§ **Exercise directions**: Tally the lines containing the word "Debt", and report the tally alone.

§ **Given data**:
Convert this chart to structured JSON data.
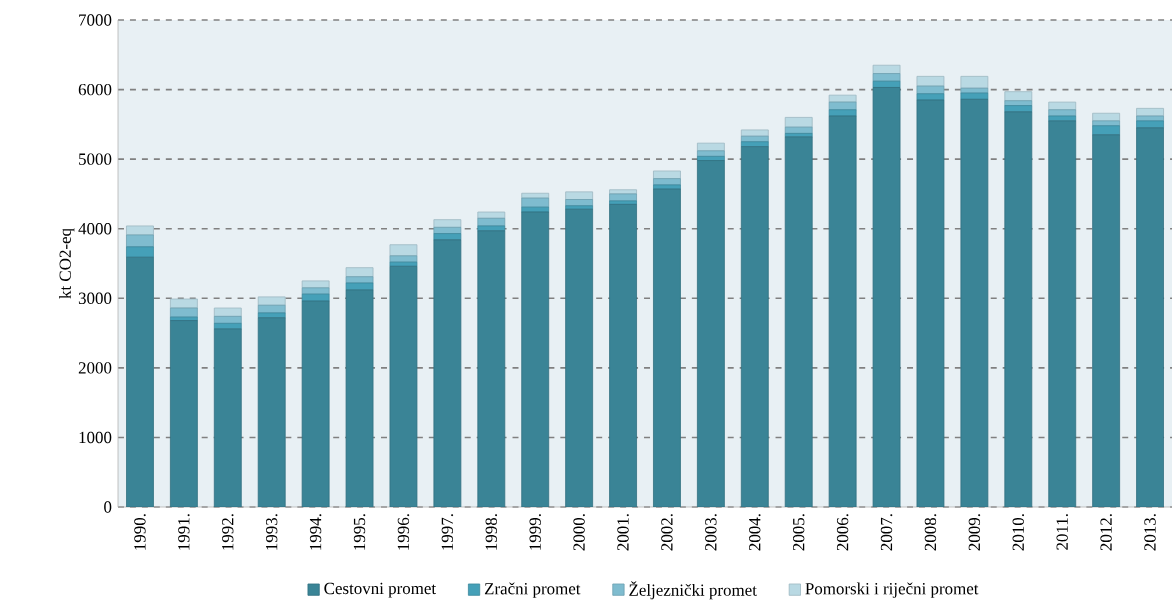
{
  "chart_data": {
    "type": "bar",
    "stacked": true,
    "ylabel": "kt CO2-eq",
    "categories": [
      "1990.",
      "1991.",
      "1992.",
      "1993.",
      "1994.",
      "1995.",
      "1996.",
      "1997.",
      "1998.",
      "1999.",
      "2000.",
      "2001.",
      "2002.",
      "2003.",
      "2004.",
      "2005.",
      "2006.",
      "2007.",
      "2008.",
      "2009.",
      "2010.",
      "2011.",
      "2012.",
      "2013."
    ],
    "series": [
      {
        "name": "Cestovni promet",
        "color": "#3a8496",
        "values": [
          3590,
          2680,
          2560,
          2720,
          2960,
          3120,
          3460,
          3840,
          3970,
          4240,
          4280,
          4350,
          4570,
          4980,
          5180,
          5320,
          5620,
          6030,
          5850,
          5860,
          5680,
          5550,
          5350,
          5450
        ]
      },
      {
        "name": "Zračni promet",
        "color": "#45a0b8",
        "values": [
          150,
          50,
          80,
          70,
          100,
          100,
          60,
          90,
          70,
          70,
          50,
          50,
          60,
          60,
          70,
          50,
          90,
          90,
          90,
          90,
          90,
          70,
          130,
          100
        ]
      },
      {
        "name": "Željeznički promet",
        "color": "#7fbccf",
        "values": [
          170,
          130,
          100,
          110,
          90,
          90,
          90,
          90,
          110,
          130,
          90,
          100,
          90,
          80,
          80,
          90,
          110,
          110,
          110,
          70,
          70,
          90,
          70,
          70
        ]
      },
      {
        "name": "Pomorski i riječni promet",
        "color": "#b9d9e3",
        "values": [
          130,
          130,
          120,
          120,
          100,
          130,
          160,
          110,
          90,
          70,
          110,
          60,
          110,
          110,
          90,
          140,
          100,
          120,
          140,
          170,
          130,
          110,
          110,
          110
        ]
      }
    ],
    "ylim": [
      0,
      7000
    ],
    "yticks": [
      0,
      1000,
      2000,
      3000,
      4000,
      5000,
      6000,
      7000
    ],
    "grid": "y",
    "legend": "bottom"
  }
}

---

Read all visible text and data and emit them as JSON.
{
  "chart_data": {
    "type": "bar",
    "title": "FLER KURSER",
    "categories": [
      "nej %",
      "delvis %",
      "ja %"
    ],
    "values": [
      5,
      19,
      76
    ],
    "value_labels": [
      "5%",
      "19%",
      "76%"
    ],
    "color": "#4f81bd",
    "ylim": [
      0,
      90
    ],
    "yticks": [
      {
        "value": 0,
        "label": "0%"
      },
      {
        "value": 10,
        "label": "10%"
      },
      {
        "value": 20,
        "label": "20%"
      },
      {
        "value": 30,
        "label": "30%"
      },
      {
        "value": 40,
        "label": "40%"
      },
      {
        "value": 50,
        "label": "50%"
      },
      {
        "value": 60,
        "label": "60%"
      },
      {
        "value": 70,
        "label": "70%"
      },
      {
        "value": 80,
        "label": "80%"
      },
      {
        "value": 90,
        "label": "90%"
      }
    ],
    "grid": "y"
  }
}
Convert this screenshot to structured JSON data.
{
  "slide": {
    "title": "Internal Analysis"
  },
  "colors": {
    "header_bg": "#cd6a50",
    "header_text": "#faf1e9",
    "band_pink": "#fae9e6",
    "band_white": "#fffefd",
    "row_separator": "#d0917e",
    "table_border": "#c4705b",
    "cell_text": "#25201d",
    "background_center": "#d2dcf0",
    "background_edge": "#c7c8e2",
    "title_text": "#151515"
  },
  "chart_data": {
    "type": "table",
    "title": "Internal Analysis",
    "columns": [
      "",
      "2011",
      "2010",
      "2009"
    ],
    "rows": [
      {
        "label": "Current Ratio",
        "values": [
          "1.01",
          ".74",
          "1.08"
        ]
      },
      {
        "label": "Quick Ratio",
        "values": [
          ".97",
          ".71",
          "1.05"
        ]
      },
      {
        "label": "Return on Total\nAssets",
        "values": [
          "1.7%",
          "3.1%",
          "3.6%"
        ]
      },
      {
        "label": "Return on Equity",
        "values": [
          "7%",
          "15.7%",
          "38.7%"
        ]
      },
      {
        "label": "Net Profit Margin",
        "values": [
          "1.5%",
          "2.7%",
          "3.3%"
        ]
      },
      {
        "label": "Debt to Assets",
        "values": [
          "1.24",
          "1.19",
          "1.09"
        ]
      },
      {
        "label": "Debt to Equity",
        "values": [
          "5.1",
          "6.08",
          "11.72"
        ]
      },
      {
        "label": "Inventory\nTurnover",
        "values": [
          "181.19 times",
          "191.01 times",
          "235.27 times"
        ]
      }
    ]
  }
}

§ **Written response**: 2